> [SUPPLIED MATERIAL]:
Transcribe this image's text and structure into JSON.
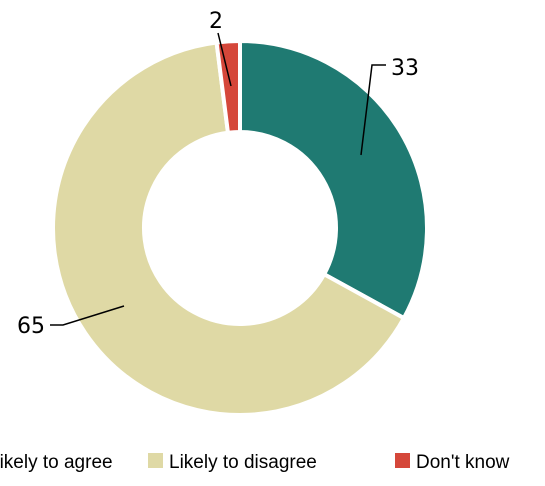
{
  "chart_data": {
    "type": "donut",
    "categories": [
      "Likely to agree",
      "Likely to disagree",
      "Don't know"
    ],
    "values": [
      33,
      65,
      2
    ],
    "colors": [
      "#1f7a72",
      "#dfd9a5",
      "#d5473a"
    ],
    "data_labels": [
      "33",
      "65",
      "2"
    ],
    "legend_position": "bottom",
    "title": "",
    "start_angle": "12 o'clock",
    "direction": "clockwise"
  }
}
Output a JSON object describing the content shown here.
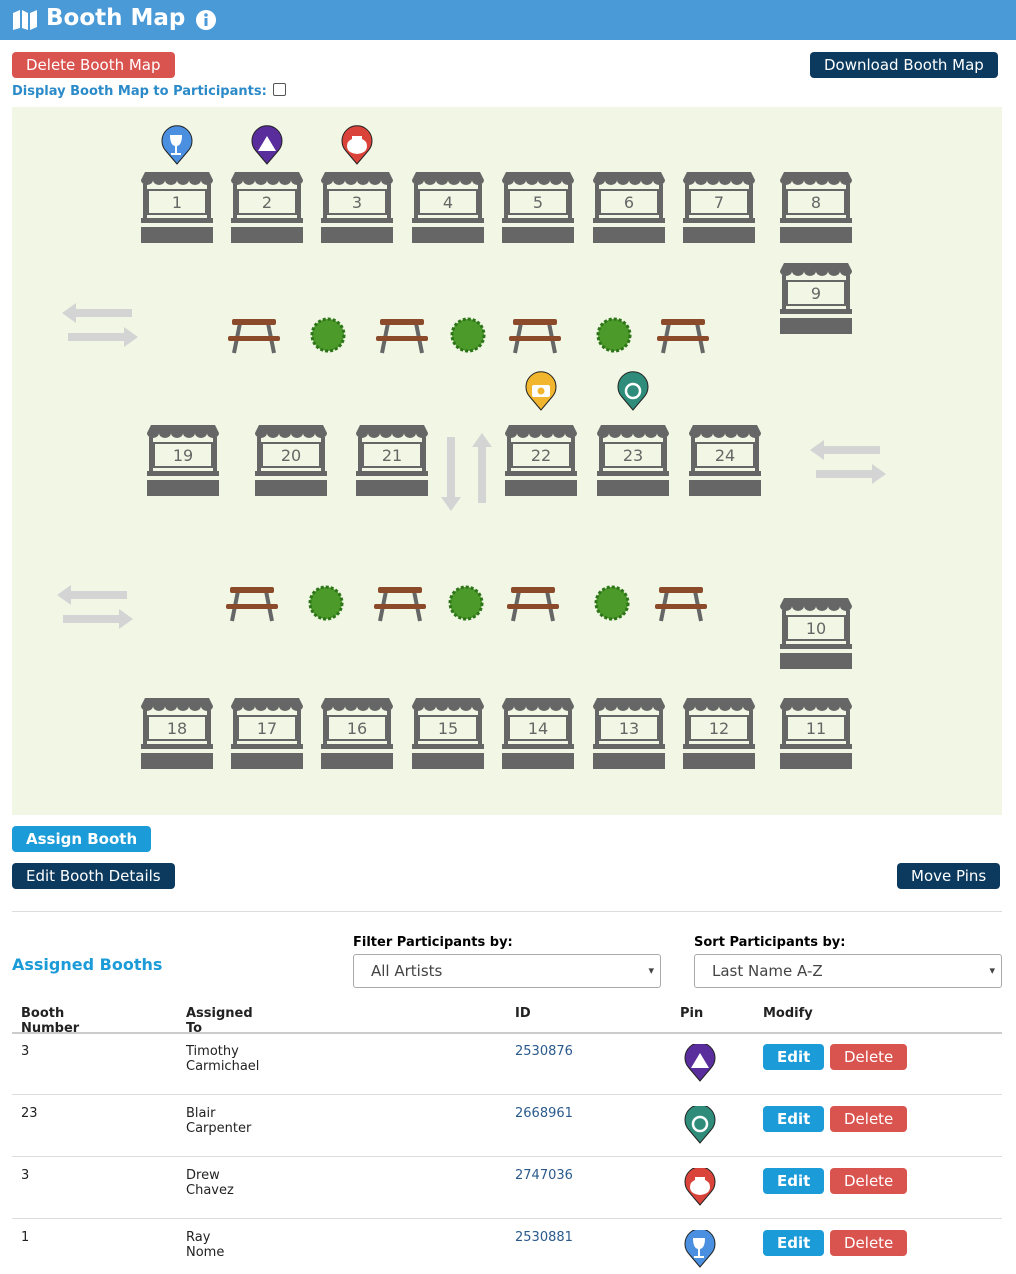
{
  "header": {
    "title": "Booth Map"
  },
  "actions": {
    "delete_map": "Delete Booth Map",
    "download_map": "Download Booth Map",
    "display_label": "Display Booth Map to Participants:",
    "assign": "Assign Booth",
    "edit_details": "Edit Booth Details",
    "move_pins": "Move Pins"
  },
  "map": {
    "booths": [
      "1",
      "2",
      "3",
      "4",
      "5",
      "6",
      "7",
      "8",
      "9",
      "10",
      "11",
      "12",
      "13",
      "14",
      "15",
      "16",
      "17",
      "18",
      "19",
      "20",
      "21",
      "22",
      "23",
      "24"
    ]
  },
  "assigned": {
    "title": "Assigned Booths",
    "filter_label": "Filter Participants by:",
    "filter_value": "All Artists",
    "sort_label": "Sort Participants by:",
    "sort_value": "Last Name A-Z",
    "table": {
      "columns": [
        "Booth Number",
        "Assigned To",
        "ID",
        "Pin",
        "Modify"
      ],
      "rows": [
        [
          "3",
          "Timothy Carmichael",
          "2530876"
        ],
        [
          "23",
          "Blair Carpenter",
          "2668961"
        ],
        [
          "3",
          "Drew Chavez",
          "2747036"
        ],
        [
          "1",
          "Ray Nome",
          "2530881"
        ]
      ],
      "edit": "Edit",
      "delete": "Delete"
    }
  }
}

> [GOAL OF THE EXERCISE]: Find the string "JSON" in the entries above and return each line that holds it.

> [RESULT OF THIS EXERCISE]:
Transcribe this image's text and structure into JSON.
Output a JSON object describing the content shown here.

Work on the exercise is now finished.